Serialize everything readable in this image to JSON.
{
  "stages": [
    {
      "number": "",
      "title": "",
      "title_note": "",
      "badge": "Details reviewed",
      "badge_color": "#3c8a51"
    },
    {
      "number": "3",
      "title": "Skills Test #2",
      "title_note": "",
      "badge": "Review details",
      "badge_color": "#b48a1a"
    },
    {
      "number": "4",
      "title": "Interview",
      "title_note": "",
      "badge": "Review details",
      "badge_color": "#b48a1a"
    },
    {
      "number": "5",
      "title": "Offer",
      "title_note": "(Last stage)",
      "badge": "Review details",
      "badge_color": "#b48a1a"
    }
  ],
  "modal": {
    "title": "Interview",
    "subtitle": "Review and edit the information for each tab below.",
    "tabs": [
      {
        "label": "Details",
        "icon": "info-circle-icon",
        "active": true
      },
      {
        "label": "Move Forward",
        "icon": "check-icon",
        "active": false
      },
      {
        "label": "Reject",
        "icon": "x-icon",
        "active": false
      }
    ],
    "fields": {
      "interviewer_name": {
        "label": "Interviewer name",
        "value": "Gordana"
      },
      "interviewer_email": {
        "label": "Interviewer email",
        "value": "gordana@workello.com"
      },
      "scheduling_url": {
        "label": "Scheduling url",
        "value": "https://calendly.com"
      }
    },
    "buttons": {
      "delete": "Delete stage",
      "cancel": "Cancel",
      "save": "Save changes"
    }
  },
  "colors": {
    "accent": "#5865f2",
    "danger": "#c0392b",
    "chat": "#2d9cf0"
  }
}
----
* _Task requirements_
Extract each record, keeping it identical to the original.

* _Solution for this exercise_
Serialize everything readable in this image to JSON.
{
  "stages": [
    {
      "number": "",
      "title": "",
      "title_note": "",
      "badge": "Details reviewed",
      "badge_color": "#3c8a51"
    },
    {
      "number": "3",
      "title": "Skills Test #2",
      "title_note": "",
      "badge": "Review details",
      "badge_color": "#b48a1a"
    },
    {
      "number": "4",
      "title": "Interview",
      "title_note": "",
      "badge": "Review details",
      "badge_color": "#b48a1a"
    },
    {
      "number": "5",
      "title": "Offer",
      "title_note": "(Last stage)",
      "badge": "Review details",
      "badge_color": "#b48a1a"
    }
  ],
  "modal": {
    "title": "Interview",
    "subtitle": "Review and edit the information for each tab below.",
    "tabs": [
      {
        "label": "Details",
        "icon": "info-circle-icon",
        "active": true
      },
      {
        "label": "Move Forward",
        "icon": "check-icon",
        "active": false
      },
      {
        "label": "Reject",
        "icon": "x-icon",
        "active": false
      }
    ],
    "fields": {
      "interviewer_name": {
        "label": "Interviewer name",
        "value": "Gordana"
      },
      "interviewer_email": {
        "label": "Interviewer email",
        "value": "gordana@workello.com"
      },
      "scheduling_url": {
        "label": "Scheduling url",
        "value": "https://calendly.com"
      }
    },
    "buttons": {
      "delete": "Delete stage",
      "cancel": "Cancel",
      "save": "Save changes"
    }
  },
  "colors": {
    "accent": "#5865f2",
    "danger": "#c0392b",
    "chat": "#2d9cf0"
  }
}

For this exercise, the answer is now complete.